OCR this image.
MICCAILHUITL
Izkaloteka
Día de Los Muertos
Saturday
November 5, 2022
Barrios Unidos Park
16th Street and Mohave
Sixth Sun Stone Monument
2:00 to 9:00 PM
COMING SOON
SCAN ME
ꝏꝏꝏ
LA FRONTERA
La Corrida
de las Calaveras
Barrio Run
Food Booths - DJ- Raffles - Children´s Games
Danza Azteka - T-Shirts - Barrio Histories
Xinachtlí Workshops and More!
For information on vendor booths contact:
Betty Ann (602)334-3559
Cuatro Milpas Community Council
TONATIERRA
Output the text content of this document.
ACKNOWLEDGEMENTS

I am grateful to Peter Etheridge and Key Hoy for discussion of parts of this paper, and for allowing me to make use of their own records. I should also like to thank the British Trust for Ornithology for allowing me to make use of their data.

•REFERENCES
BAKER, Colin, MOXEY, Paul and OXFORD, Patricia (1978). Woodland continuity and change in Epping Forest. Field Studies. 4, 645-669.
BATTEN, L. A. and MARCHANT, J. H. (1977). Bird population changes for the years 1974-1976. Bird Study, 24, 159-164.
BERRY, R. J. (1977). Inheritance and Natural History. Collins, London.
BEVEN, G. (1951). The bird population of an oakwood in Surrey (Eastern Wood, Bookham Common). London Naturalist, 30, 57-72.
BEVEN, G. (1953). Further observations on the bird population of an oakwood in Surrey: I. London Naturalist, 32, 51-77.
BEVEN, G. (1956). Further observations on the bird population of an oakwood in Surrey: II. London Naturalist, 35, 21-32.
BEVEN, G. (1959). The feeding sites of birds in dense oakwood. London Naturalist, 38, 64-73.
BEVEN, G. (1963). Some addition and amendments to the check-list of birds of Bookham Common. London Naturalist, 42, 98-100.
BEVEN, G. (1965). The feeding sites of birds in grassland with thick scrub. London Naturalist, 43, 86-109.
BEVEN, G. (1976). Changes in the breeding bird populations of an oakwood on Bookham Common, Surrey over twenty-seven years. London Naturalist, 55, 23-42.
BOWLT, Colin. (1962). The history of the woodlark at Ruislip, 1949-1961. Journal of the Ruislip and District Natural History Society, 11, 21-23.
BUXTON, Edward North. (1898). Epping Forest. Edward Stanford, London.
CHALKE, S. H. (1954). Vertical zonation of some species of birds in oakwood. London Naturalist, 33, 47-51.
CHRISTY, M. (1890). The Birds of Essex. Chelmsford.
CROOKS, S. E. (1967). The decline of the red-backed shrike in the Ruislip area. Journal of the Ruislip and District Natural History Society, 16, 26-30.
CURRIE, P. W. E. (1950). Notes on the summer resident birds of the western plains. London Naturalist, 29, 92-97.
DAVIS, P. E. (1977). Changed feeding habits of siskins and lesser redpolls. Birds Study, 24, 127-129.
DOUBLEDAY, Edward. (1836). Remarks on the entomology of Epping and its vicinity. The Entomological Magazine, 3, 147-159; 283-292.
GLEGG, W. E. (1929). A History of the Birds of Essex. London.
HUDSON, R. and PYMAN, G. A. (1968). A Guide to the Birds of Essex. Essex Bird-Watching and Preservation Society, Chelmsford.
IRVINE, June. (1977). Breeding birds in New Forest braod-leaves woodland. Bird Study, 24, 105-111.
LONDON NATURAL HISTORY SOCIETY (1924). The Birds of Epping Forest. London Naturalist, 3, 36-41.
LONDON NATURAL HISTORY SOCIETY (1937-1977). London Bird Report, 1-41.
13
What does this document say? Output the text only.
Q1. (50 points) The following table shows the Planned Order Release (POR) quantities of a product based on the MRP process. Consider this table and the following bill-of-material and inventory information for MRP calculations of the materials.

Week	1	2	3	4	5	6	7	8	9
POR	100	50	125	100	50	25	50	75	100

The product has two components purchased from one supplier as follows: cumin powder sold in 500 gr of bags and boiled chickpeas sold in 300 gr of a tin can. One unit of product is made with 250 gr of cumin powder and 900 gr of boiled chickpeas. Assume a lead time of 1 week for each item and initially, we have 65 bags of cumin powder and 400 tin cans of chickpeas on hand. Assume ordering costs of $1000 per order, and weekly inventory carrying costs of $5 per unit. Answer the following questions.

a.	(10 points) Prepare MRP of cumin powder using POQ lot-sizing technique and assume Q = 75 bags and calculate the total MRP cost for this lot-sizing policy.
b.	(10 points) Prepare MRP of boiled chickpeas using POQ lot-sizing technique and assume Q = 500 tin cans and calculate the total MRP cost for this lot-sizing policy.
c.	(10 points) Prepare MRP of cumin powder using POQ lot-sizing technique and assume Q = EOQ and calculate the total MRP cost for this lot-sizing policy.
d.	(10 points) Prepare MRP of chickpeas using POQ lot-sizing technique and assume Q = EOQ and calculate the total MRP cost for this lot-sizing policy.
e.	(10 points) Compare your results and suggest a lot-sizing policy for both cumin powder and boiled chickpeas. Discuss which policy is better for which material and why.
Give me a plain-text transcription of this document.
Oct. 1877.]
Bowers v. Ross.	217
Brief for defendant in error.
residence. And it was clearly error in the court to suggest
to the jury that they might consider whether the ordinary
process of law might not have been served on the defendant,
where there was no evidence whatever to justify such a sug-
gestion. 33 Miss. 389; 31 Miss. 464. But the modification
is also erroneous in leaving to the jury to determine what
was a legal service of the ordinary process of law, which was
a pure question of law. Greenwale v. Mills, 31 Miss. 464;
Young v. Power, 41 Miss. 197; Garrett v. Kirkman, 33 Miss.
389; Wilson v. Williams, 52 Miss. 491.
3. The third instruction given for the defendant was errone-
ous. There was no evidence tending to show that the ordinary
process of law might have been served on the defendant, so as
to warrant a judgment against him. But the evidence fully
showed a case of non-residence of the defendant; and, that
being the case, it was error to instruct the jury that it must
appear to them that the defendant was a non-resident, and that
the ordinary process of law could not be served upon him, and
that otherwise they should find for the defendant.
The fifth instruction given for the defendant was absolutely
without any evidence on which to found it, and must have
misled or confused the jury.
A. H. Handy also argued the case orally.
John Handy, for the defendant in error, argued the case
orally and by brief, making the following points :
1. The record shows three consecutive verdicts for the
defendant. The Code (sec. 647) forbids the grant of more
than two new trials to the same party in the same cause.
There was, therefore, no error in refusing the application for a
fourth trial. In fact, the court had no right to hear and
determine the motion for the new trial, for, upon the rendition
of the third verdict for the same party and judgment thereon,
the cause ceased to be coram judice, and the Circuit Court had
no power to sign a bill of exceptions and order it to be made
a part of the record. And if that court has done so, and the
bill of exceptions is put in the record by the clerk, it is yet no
#####
▸ **Set exercise**: Identify each line holding the string "resident", and copy it out.

▸ **Task answer**:
CURRIE, P. W. E. (1950). Notes on the summer resident birds of the western plains. London Naturalist, 29, 92-97.
appear to them that the defendant was a non-resident, and that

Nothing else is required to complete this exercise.